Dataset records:
************

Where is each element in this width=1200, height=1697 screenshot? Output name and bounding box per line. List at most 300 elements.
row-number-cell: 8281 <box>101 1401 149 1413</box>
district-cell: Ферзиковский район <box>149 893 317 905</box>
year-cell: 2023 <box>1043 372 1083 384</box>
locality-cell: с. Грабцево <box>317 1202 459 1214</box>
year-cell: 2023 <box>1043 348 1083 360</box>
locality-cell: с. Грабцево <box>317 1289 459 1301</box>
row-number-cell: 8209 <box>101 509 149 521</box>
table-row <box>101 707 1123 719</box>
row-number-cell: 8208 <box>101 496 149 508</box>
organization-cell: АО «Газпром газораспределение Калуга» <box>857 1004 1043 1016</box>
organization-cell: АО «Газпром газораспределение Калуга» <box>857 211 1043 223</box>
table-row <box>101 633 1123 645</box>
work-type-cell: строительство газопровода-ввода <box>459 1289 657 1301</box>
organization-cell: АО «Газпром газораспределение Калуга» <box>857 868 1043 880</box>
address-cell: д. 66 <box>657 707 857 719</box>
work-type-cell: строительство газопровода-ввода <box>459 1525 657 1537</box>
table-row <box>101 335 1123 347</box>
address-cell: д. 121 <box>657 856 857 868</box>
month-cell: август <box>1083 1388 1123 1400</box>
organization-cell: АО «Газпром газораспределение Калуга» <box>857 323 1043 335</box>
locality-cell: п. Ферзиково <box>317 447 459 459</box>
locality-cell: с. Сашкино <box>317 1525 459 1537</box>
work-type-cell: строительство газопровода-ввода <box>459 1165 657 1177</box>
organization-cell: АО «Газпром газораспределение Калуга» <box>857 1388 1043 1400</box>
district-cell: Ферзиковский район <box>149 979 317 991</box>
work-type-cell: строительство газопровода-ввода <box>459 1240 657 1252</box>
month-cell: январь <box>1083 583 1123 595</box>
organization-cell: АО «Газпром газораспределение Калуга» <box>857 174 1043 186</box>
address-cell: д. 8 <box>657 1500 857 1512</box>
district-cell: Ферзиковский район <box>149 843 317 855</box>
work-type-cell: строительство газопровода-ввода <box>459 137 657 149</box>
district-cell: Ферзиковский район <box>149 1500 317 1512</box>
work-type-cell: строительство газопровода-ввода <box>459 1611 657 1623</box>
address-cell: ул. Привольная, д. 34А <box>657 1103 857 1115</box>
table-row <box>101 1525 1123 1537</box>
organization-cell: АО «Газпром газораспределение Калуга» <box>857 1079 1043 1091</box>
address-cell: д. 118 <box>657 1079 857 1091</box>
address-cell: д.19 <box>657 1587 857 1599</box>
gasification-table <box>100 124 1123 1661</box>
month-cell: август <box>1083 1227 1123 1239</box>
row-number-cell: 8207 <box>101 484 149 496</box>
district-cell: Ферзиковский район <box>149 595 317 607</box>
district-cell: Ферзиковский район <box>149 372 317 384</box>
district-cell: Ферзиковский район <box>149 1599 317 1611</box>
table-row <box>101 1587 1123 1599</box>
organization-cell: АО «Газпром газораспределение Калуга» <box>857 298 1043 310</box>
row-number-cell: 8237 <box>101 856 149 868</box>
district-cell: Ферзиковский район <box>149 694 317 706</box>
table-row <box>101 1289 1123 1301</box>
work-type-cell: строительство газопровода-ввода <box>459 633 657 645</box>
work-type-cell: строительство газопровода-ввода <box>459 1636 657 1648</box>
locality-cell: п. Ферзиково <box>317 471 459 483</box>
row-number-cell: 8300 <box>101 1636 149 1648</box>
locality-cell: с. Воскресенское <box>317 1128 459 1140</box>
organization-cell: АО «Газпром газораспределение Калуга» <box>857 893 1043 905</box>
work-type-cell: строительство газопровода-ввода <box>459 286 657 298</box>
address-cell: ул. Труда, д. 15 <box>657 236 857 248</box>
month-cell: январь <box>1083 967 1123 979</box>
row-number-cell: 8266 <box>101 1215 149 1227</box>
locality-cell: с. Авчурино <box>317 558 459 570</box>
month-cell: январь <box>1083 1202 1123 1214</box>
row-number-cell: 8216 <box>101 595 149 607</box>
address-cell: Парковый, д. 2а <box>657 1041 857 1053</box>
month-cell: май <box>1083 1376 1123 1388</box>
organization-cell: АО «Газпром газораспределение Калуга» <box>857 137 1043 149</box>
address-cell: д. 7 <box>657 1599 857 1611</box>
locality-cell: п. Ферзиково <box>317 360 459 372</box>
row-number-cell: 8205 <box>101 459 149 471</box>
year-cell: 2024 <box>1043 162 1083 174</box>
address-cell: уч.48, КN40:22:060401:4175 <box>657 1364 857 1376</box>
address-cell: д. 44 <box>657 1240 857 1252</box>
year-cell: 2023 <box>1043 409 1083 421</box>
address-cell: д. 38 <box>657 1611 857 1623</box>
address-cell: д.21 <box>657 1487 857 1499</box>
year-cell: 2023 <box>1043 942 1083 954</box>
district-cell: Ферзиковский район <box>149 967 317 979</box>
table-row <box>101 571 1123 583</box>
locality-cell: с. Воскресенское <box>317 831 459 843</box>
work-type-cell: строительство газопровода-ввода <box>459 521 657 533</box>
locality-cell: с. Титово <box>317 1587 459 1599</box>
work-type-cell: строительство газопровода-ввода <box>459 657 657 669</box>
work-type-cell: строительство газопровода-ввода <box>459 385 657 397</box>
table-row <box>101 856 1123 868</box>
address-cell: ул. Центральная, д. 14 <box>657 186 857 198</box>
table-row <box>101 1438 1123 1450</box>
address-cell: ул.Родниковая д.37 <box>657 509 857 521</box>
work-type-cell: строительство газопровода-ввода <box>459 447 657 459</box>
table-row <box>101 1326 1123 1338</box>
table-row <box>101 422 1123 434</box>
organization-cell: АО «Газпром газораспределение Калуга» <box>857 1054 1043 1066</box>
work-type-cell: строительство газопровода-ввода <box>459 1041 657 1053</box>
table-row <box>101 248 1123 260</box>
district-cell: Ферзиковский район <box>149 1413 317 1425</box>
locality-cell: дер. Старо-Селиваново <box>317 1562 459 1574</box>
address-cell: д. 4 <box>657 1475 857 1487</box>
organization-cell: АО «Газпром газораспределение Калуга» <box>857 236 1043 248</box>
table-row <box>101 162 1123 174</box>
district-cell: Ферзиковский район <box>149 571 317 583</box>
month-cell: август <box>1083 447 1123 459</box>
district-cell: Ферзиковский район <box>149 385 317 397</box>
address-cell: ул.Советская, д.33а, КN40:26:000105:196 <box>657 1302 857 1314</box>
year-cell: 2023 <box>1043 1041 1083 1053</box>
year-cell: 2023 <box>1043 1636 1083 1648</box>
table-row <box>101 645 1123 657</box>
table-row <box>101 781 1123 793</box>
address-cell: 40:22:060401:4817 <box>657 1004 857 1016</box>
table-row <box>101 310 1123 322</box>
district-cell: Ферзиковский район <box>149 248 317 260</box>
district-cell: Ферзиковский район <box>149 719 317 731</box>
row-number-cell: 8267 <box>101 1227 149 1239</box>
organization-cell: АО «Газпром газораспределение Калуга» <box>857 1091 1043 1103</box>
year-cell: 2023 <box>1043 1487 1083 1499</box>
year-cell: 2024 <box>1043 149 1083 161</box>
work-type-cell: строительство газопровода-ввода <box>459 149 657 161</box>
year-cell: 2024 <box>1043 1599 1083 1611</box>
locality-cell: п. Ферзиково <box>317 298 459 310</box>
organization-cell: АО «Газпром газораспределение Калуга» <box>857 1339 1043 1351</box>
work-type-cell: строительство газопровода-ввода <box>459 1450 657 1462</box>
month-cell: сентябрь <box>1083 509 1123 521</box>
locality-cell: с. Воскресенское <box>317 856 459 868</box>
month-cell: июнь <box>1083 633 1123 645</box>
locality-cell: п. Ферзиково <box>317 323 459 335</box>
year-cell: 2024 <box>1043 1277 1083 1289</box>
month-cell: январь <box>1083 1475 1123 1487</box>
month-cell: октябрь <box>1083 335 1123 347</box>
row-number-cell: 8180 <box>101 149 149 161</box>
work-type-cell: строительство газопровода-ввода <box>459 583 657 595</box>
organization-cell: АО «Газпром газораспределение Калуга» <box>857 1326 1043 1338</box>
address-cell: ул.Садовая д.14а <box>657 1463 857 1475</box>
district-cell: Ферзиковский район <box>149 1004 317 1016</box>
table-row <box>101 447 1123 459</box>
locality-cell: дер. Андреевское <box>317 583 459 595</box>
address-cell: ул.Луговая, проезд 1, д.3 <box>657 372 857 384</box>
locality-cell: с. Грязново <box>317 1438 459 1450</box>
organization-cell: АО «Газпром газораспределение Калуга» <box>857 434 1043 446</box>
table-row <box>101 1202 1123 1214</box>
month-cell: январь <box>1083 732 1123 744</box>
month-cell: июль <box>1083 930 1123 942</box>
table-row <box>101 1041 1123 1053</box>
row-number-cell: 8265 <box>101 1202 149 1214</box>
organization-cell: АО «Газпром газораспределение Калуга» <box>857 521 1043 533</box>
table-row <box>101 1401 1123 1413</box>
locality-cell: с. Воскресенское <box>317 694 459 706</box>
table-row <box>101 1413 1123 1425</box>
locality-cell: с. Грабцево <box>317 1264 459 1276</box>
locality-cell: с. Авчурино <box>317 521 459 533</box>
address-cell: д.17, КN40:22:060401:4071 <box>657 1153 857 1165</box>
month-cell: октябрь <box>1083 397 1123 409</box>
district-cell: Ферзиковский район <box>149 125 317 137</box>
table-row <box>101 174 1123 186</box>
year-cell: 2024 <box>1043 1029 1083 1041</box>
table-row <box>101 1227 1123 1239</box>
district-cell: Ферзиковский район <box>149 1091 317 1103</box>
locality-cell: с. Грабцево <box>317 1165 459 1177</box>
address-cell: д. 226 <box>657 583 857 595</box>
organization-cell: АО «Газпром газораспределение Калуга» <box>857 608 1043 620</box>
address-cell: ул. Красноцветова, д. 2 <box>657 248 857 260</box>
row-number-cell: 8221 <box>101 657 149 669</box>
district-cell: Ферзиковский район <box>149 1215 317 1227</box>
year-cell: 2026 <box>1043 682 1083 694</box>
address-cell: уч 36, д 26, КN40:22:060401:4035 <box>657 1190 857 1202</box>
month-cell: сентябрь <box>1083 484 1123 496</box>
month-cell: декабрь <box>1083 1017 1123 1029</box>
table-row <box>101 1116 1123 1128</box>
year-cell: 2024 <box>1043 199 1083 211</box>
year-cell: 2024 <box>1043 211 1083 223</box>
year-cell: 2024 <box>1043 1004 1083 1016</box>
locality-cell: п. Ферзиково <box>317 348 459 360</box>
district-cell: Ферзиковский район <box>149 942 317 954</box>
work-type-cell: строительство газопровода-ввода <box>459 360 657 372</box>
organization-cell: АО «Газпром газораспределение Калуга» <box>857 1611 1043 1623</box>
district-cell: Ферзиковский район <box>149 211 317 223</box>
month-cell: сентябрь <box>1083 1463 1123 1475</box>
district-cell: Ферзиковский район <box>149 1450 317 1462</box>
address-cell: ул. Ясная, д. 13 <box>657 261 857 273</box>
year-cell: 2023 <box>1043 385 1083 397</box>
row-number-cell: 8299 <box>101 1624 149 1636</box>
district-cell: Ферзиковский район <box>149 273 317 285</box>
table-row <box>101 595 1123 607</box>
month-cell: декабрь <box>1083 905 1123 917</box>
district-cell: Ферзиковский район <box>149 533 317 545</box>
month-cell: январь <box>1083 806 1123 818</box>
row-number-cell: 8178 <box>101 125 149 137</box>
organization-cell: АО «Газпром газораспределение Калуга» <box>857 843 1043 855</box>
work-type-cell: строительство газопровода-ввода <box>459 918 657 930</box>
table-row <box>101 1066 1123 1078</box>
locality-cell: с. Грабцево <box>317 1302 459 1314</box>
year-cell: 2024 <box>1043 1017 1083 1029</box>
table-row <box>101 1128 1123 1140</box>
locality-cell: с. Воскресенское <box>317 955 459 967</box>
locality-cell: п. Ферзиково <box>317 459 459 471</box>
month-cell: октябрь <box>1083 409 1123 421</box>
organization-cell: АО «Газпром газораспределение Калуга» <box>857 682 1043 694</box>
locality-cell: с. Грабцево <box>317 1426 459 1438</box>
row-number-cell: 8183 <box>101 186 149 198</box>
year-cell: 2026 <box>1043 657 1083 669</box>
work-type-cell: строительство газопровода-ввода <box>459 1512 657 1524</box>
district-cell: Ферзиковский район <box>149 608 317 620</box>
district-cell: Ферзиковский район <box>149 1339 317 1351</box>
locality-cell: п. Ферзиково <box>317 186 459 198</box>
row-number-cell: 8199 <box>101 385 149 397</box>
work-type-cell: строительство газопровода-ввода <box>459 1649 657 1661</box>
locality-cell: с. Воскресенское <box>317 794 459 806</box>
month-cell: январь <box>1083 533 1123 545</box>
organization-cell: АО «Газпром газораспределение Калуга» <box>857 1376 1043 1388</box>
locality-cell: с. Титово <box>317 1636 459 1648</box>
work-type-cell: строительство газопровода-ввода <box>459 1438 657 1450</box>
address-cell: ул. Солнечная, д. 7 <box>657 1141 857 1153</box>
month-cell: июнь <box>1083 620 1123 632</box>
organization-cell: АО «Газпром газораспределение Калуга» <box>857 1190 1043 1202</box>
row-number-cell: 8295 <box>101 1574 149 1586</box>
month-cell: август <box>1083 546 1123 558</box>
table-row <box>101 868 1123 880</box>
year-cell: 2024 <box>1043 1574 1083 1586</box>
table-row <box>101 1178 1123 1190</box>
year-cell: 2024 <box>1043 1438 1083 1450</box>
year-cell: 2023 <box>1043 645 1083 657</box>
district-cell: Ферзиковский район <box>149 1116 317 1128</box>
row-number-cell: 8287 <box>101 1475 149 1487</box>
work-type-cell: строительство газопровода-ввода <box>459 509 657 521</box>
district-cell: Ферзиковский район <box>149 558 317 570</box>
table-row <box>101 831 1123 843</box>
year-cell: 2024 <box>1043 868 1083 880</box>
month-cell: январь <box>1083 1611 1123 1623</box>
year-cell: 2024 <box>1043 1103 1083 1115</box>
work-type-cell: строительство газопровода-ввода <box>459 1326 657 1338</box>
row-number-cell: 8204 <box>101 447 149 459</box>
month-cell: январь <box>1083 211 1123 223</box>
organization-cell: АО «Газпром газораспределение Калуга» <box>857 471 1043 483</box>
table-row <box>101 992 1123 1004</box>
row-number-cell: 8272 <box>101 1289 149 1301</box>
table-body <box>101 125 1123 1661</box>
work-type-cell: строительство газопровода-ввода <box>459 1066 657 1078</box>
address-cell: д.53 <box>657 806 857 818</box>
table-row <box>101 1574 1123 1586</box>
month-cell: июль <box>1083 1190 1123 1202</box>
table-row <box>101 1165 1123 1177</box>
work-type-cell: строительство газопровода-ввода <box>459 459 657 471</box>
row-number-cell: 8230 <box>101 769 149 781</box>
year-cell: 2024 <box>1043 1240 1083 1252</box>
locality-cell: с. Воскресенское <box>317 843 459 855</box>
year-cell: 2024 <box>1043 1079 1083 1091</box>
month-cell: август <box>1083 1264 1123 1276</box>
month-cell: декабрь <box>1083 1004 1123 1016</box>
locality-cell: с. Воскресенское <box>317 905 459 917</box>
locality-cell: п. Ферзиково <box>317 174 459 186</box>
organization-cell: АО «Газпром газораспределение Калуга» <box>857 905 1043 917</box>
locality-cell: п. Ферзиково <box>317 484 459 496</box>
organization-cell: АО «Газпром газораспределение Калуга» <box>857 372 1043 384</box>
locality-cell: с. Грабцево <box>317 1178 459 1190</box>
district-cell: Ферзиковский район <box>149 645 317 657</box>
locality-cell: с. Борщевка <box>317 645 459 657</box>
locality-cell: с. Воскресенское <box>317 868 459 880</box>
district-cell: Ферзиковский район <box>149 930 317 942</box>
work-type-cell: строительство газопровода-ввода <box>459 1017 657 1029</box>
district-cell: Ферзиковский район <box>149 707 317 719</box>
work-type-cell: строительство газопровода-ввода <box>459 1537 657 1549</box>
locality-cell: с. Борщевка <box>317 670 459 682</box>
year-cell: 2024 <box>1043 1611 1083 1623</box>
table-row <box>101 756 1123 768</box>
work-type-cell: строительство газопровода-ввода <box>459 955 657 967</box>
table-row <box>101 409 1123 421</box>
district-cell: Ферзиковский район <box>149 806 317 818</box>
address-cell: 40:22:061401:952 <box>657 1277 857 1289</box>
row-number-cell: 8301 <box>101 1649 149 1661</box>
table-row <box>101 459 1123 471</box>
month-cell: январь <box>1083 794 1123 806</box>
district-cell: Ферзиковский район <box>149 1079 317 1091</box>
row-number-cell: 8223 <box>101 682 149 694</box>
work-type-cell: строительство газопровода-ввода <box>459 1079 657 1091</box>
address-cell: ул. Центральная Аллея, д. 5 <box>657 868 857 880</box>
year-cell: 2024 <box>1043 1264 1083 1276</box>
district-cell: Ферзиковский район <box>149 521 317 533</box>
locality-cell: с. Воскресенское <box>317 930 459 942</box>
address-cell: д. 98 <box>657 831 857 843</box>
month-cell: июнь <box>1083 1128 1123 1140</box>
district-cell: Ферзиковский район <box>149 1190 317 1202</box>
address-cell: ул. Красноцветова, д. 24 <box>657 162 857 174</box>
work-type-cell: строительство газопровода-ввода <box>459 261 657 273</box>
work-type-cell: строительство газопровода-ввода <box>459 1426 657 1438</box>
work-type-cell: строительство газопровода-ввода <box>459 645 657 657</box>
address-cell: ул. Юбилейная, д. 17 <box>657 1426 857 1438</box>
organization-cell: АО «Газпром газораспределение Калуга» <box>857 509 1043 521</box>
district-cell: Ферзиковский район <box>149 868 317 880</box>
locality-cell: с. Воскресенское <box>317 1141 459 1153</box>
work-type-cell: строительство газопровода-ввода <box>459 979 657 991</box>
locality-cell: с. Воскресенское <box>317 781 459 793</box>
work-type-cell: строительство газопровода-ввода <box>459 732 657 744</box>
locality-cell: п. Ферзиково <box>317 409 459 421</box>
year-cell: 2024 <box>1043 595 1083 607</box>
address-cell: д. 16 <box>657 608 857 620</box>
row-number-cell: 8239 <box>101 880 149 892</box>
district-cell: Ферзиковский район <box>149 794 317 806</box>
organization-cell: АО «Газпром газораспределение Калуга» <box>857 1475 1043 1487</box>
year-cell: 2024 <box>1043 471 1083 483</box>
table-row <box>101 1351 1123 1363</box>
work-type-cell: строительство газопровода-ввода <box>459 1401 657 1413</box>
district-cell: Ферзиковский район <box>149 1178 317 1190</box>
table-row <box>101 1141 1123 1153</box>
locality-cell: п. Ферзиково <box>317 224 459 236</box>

************

**Given problem:** Copy the lines above exactly, starting at the first line and ending at the line that contains "address-cell: д. 66".

**Finished answer:**
Where is each element in this width=1200, height=1697 screenshot? Output name and bounding box per line. List at most 300 elements.
row-number-cell: 8281 <box>101 1401 149 1413</box>
district-cell: Ферзиковский район <box>149 893 317 905</box>
year-cell: 2023 <box>1043 372 1083 384</box>
locality-cell: с. Грабцево <box>317 1202 459 1214</box>
year-cell: 2023 <box>1043 348 1083 360</box>
locality-cell: с. Грабцево <box>317 1289 459 1301</box>
row-number-cell: 8209 <box>101 509 149 521</box>
table-row <box>101 707 1123 719</box>
row-number-cell: 8208 <box>101 496 149 508</box>
organization-cell: АО «Газпром газораспределение Калуга» <box>857 1004 1043 1016</box>
organization-cell: АО «Газпром газораспределение Калуга» <box>857 211 1043 223</box>
table-row <box>101 633 1123 645</box>
work-type-cell: строительство газопровода-ввода <box>459 1289 657 1301</box>
organization-cell: АО «Газпром газораспределение Калуга» <box>857 868 1043 880</box>
address-cell: д. 66 <box>657 707 857 719</box>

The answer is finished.